▸ **PROBLEM**: The data below needs to be returned exactly, line for line.

Stored items
<<<<
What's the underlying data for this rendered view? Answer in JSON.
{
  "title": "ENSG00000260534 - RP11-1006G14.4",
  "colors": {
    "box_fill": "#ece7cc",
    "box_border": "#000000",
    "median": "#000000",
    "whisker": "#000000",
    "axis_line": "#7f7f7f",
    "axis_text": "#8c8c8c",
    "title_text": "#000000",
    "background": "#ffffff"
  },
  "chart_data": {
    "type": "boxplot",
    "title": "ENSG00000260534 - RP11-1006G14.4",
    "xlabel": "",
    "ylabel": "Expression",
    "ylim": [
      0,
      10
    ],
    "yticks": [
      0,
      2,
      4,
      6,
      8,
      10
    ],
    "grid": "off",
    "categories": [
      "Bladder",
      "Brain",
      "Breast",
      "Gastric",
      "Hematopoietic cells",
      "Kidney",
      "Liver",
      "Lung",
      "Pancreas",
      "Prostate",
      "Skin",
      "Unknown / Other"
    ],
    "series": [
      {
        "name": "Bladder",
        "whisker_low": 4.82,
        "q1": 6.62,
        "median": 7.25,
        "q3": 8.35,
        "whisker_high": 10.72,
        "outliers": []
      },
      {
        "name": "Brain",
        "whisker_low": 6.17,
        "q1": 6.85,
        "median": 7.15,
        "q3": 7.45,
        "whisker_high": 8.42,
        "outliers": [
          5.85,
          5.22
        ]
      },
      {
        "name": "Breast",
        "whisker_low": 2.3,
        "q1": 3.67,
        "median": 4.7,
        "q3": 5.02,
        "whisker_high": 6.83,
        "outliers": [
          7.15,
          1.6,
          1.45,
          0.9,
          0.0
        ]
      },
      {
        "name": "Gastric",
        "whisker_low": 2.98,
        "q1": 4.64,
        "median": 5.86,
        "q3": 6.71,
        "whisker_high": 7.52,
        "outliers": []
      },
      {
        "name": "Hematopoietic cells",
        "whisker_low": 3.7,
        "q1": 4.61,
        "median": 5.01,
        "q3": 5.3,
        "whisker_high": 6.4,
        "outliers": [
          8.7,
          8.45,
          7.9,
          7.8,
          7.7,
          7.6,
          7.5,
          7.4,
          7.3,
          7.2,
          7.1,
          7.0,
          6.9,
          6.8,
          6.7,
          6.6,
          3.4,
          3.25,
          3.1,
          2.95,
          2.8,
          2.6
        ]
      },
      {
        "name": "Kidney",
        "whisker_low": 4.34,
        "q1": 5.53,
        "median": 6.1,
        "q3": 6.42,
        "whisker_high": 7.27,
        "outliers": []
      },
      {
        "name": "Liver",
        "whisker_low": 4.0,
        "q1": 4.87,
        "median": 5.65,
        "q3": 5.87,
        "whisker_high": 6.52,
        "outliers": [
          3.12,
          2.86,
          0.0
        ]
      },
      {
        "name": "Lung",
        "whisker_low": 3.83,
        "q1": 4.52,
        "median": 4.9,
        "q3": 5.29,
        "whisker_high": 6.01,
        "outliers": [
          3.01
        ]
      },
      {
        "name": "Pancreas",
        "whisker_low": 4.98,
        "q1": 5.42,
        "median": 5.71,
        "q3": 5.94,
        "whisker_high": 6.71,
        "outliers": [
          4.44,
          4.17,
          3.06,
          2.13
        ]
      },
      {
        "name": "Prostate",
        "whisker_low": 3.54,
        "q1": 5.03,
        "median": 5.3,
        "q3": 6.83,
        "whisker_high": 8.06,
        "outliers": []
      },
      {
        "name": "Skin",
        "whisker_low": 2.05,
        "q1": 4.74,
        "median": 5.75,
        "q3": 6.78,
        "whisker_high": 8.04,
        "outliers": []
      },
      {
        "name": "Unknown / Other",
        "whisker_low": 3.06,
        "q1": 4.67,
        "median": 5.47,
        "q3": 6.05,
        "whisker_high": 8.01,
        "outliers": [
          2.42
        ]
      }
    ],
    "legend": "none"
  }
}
>>>>
▸ **SOLUTION FOR THIS TASK**:
What's the underlying data for this rendered view? Answer in JSON.
{
  "title": "ENSG00000260534 - RP11-1006G14.4",
  "colors": {
    "box_fill": "#ece7cc",
    "box_border": "#000000",
    "median": "#000000",
    "whisker": "#000000",
    "axis_line": "#7f7f7f",
    "axis_text": "#8c8c8c",
    "title_text": "#000000",
    "background": "#ffffff"
  },
  "chart_data": {
    "type": "boxplot",
    "title": "ENSG00000260534 - RP11-1006G14.4",
    "xlabel": "",
    "ylabel": "Expression",
    "ylim": [
      0,
      10
    ],
    "yticks": [
      0,
      2,
      4,
      6,
      8,
      10
    ],
    "grid": "off",
    "categories": [
      "Bladder",
      "Brain",
      "Breast",
      "Gastric",
      "Hematopoietic cells",
      "Kidney",
      "Liver",
      "Lung",
      "Pancreas",
      "Prostate",
      "Skin",
      "Unknown / Other"
    ],
    "series": [
      {
        "name": "Bladder",
        "whisker_low": 4.82,
        "q1": 6.62,
        "median": 7.25,
        "q3": 8.35,
        "whisker_high": 10.72,
        "outliers": []
      },
      {
        "name": "Brain",
        "whisker_low": 6.17,
        "q1": 6.85,
        "median": 7.15,
        "q3": 7.45,
        "whisker_high": 8.42,
        "outliers": [
          5.85,
          5.22
        ]
      },
      {
        "name": "Breast",
        "whisker_low": 2.3,
        "q1": 3.67,
        "median": 4.7,
        "q3": 5.02,
        "whisker_high": 6.83,
        "outliers": [
          7.15,
          1.6,
          1.45,
          0.9,
          0.0
        ]
      },
      {
        "name": "Gastric",
        "whisker_low": 2.98,
        "q1": 4.64,
        "median": 5.86,
        "q3": 6.71,
        "whisker_high": 7.52,
        "outliers": []
      },
      {
        "name": "Hematopoietic cells",
        "whisker_low": 3.7,
        "q1": 4.61,
        "median": 5.01,
        "q3": 5.3,
        "whisker_high": 6.4,
        "outliers": [
          8.7,
          8.45,
          7.9,
          7.8,
          7.7,
          7.6,
          7.5,
          7.4,
          7.3,
          7.2,
          7.1,
          7.0,
          6.9,
          6.8,
          6.7,
          6.6,
          3.4,
          3.25,
          3.1,
          2.95,
          2.8,
          2.6
        ]
      },
      {
        "name": "Kidney",
        "whisker_low": 4.34,
        "q1": 5.53,
        "median": 6.1,
        "q3": 6.42,
        "whisker_high": 7.27,
        "outliers": []
      },
      {
        "name": "Liver",
        "whisker_low": 4.0,
        "q1": 4.87,
        "median": 5.65,
        "q3": 5.87,
        "whisker_high": 6.52,
        "outliers": [
          3.12,
          2.86,
          0.0
        ]
      },
      {
        "name": "Lung",
        "whisker_low": 3.83,
        "q1": 4.52,
        "median": 4.9,
        "q3": 5.29,
        "whisker_high": 6.01,
        "outliers": [
          3.01
        ]
      },
      {
        "name": "Pancreas",
        "whisker_low": 4.98,
        "q1": 5.42,
        "median": 5.71,
        "q3": 5.94,
        "whisker_high": 6.71,
        "outliers": [
          4.44,
          4.17,
          3.06,
          2.13
        ]
      },
      {
        "name": "Prostate",
        "whisker_low": 3.54,
        "q1": 5.03,
        "median": 5.3,
        "q3": 6.83,
        "whisker_high": 8.06,
        "outliers": []
      },
      {
        "name": "Skin",
        "whisker_low": 2.05,
        "q1": 4.74,
        "median": 5.75,
        "q3": 6.78,
        "whisker_high": 8.04,
        "outliers": []
      },
      {
        "name": "Unknown / Other",
        "whisker_low": 3.06,
        "q1": 4.67,
        "median": 5.47,
        "q3": 6.05,
        "whisker_high": 8.01,
        "outliers": [
          2.42
        ]
      }
    ],
    "legend": "none"
  }
}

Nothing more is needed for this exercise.